__SUPPLIED DATA__.
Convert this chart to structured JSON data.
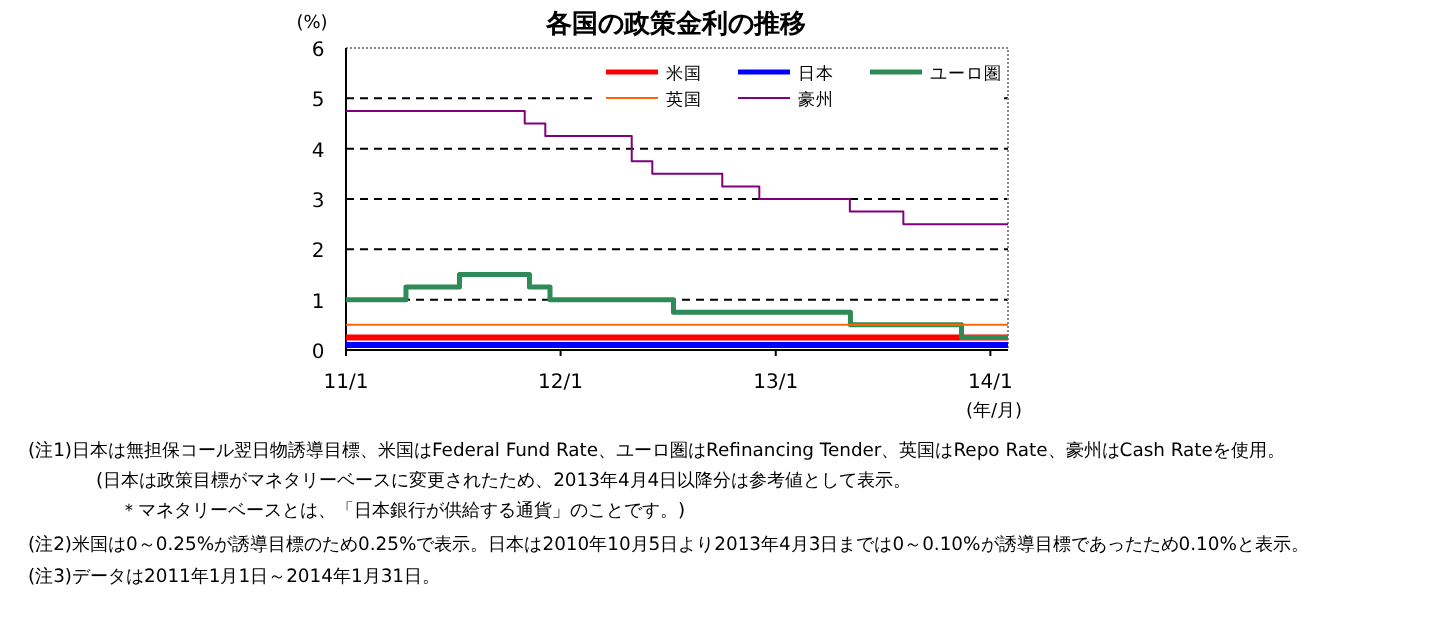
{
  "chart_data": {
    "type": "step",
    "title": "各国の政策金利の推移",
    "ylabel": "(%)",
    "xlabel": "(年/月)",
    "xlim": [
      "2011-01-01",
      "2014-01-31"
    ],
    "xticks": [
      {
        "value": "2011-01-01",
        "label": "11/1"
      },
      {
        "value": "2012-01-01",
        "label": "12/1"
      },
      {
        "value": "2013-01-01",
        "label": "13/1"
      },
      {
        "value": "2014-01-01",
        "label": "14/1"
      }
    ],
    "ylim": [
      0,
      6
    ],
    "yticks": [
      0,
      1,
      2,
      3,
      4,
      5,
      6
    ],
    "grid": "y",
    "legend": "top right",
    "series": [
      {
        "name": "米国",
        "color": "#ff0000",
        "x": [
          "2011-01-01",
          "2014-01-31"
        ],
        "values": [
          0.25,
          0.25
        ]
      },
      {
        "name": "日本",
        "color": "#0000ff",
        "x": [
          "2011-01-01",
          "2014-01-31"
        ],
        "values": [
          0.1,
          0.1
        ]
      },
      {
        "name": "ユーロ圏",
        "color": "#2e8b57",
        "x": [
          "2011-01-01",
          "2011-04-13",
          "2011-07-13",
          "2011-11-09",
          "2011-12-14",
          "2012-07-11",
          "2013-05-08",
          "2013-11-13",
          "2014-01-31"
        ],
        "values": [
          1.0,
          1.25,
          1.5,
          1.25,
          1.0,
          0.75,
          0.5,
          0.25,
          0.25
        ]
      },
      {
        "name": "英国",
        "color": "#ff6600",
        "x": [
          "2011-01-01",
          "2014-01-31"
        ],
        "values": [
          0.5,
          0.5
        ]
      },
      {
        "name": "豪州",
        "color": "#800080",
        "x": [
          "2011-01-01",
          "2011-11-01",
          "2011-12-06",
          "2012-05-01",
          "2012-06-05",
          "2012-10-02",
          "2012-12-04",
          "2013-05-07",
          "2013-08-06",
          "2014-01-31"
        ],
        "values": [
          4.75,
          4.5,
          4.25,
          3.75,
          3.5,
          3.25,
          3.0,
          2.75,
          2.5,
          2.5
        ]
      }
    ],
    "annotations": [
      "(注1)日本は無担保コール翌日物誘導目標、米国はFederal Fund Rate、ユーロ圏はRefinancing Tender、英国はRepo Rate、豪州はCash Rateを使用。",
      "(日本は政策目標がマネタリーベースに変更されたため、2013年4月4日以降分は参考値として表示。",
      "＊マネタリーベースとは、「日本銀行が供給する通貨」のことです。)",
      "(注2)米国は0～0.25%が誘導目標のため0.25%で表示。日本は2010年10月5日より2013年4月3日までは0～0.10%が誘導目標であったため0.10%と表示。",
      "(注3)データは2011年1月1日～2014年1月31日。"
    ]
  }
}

__TASK__.
Scan the data above; copy every line where "name" appears.

__REPLY__.
        "name": "米国",
        "name": "日本",
        "name": "ユーロ圏",
        "name": "英国",
        "name": "豪州",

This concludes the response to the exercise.